**Problem set**
a - Translate this sentence from the step-by-step raster population instructions below into Spanish: "Next use the Join Field tool to append the TOTAL and E fields from the dasyTbl table to the copied Block features."
b - Duplicate the stretch of the step-by-step raster population instructions below from "And the result" through "expected relative density!".

----- Selected excerpt

And here are the step-by-step instructions:

  • First create a copy of your block feature class. We're going to write new attributes to its table, so it's best to do this on a copy of the original data… Use Copy Features for this process.

  • Next use the Join Field tool to append the TOTAL and E fields from the dasyTbl table to the copied Block features.

  • Use three instances of the Polygon to Raster tool to convert the block population (D001), TOTAL, and E fields to rasters. I'll refer to the outputs as "BlockPop", "Block_Tot", and "Block_E", respectively. Be sure to set the output cell size to the same as the Relative Densities raster (30).

  • Compute population in the Raster Calculator tool by multiplying the Relative Densities by the Block Population output and divide by the product of 'E' * 'TOTAL':

    ("%Relative densities%" * "%BlockPop%") / ("%BlocksE%" * "%Block_Total%")

  • This result gives the # people per m2, so to increase to pixels we multiply by the pixel area to represent people per 30 x 30 pixel:

    ("%Relative densities%" * "%BlockPop%") / ("%BlocksE%" * "%Block_Total%") *** 900**

And the result is population at a 30 x 30 m cell size created by dishing out the block level population across pixels within the block – assigning more population to pixels with a higher expected relative density!

Display your result as stretch values, setting pixels with zero population as a distinct color. How does it look? Pull in the CAFO data: how many folks are expected to reside near hog farms?

----------
----- Given data

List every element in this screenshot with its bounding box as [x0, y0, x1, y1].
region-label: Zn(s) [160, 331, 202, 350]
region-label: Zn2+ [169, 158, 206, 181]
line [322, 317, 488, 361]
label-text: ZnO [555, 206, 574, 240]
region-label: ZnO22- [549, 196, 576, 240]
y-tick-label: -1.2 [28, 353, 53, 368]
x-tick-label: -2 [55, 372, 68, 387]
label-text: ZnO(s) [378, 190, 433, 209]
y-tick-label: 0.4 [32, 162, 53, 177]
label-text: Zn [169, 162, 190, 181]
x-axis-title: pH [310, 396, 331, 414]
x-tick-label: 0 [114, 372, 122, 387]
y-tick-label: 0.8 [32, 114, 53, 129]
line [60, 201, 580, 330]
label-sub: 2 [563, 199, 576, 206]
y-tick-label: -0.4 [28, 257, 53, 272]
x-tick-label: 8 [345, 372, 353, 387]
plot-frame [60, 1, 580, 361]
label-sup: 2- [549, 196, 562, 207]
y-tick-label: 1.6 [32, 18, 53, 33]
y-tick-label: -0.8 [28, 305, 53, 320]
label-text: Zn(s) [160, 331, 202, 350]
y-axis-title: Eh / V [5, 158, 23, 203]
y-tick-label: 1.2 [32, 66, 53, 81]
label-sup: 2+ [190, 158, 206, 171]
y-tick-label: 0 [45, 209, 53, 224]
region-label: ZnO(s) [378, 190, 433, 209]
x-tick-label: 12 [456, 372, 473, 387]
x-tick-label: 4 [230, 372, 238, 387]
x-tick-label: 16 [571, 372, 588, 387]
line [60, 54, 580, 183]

----------

**Solution list**
a - A continuación, usa la herramienta Join Field para anexar los campos TOTAL y E de la tabla dasyTbl a las entidades Block copiadas.

b -
And the result is population at a 30 x 30 m cell size created by dishing out the block level population across pixels within the block – assigning more population to pixels with a higher expected relative density!